▶ _WHAT IS BEING ASKED_
Please output every line of the material as it stands, without the pictures.
___ AVAILABLE DATA
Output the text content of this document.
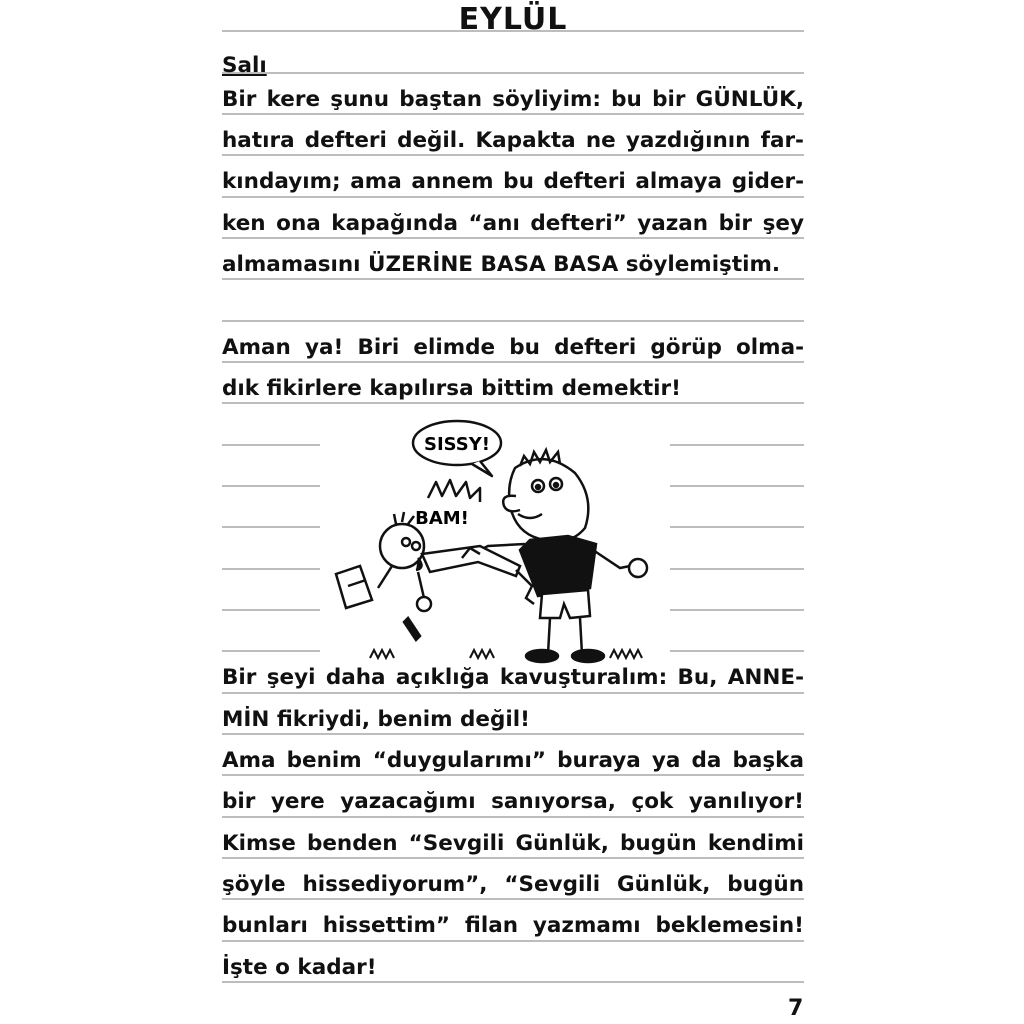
EYLÜL
Salı
Bir kere şunu baştan söyliyim: bu bir GÜNLÜK,
hatıra defteri değil. Kapakta ne yazdığının far-
kındayım; ama annem bu defteri almaya gider-
ken ona kapağında “anı defteri” yazan bir şey
almamasını ÜZERİNE BASA BASA söylemiştim.
Aman ya! Biri elimde bu defteri görüp olma-
dık fikirlere kapılırsa bittim demektir!
SISSY!
BAM!
Bir şeyi daha açıklığa kavuşturalım: Bu, ANNE-
MİN fikriydi, benim değil!
Ama benim “duygularımı” buraya ya da başka
bir yere yazacağımı sanıyorsa, çok yanılıyor!
Kimse benden “Sevgili Günlük, bugün kendimi
şöyle hissediyorum”, “Sevgili Günlük, bugün
bunları hissettim” filan yazmamı beklemesin!
İşte o kadar!
7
______
▶ _OUTPUT OF THE TASK_
Output the text content of this document.
EYLÜL
Salı
Bir kere şunu baştan söyliyim: bu bir GÜNLÜK,
hatıra defteri değil. Kapakta ne yazdığının far-
kındayım; ama annem bu defteri almaya gider-
ken ona kapağında “anı defteri” yazan bir şey
almamasını ÜZERİNE BASA BASA söylemiştim.
Aman ya! Biri elimde bu defteri görüp olma-
dık fikirlere kapılırsa bittim demektir!
SISSY!
BAM!
Bir şeyi daha açıklığa kavuşturalım: Bu, ANNE-
MİN fikriydi, benim değil!
Ama benim “duygularımı” buraya ya da başka
bir yere yazacağımı sanıyorsa, çok yanılıyor!
Kimse benden “Sevgili Günlük, bugün kendimi
şöyle hissediyorum”, “Sevgili Günlük, bugün
bunları hissettim” filan yazmamı beklemesin!
İşte o kadar!
7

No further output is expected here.